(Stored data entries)
╔══
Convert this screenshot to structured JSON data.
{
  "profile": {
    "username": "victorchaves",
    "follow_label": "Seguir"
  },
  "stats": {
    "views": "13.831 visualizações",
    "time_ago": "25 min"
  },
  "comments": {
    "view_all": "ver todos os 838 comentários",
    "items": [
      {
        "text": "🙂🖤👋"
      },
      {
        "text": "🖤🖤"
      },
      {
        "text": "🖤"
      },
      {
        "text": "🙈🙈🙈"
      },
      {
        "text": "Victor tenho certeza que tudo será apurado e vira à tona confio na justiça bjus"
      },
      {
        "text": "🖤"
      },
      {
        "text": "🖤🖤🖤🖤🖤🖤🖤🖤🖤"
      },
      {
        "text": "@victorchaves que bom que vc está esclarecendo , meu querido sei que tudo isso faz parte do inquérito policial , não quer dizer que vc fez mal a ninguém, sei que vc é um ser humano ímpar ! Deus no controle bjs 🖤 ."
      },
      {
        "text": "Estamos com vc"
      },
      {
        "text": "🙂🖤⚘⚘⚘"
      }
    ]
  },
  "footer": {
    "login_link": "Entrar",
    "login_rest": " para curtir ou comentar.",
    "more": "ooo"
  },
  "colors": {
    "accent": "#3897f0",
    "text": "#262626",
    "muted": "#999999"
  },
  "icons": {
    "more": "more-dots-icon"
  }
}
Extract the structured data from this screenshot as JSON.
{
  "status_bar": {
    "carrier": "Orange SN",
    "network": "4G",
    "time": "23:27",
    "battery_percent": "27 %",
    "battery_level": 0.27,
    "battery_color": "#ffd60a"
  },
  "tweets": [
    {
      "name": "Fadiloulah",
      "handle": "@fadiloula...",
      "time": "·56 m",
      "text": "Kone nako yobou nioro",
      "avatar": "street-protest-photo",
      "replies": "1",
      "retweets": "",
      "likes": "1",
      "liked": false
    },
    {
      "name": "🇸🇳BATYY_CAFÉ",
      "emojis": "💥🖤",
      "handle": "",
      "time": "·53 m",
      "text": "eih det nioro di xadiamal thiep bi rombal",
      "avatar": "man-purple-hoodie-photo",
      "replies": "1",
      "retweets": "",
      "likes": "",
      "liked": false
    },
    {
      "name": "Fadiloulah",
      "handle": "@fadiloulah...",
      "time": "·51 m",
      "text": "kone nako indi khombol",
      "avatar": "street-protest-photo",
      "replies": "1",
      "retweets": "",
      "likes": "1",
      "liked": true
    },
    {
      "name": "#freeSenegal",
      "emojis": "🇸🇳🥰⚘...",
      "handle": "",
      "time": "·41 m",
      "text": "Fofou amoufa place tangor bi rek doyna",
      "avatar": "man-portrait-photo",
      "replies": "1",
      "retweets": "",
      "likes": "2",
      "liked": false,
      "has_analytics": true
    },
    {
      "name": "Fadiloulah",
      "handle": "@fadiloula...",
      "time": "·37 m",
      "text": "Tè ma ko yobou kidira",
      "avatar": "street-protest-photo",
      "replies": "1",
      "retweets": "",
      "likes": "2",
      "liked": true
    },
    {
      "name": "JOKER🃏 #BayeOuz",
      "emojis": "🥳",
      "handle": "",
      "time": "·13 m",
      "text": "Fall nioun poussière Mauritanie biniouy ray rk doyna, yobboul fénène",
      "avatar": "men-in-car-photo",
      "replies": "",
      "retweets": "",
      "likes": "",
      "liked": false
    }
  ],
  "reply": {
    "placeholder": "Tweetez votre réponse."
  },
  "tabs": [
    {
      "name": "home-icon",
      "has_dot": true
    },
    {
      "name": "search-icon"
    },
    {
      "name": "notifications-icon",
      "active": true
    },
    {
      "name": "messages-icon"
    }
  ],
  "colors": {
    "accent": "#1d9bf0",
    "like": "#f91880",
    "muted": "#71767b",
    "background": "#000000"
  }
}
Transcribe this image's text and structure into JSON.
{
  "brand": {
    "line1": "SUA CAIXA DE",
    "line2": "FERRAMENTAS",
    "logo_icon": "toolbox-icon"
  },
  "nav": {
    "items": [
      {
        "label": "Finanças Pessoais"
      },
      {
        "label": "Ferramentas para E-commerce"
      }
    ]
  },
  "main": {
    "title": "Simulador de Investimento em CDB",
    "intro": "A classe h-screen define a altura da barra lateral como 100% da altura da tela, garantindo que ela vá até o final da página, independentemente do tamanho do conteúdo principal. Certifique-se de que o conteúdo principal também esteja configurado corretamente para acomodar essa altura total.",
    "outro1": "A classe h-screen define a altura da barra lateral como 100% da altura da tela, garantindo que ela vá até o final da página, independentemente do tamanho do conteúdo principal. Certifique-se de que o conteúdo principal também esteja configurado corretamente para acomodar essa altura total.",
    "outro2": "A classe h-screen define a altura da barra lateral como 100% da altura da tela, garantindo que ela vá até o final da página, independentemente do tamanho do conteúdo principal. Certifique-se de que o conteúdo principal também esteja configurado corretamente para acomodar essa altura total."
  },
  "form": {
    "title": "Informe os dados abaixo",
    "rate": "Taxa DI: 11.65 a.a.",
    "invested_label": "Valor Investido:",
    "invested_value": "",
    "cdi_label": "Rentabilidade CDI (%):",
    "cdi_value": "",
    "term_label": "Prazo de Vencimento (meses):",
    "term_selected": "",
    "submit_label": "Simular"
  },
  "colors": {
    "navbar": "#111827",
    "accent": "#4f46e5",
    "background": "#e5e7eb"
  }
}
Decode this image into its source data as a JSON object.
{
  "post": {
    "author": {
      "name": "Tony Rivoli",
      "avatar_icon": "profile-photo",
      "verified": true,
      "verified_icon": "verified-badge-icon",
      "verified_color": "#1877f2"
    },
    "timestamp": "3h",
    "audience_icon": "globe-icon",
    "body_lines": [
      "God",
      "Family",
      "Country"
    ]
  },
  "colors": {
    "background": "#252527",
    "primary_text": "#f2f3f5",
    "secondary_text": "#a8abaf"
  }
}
╚══
#### [Problem description]
Scan the lines above for "screenshot", then copy every one that has it.

#### [Reply]
Convert this screenshot to structured JSON data.
Extract the structured data from this screenshot as JSON.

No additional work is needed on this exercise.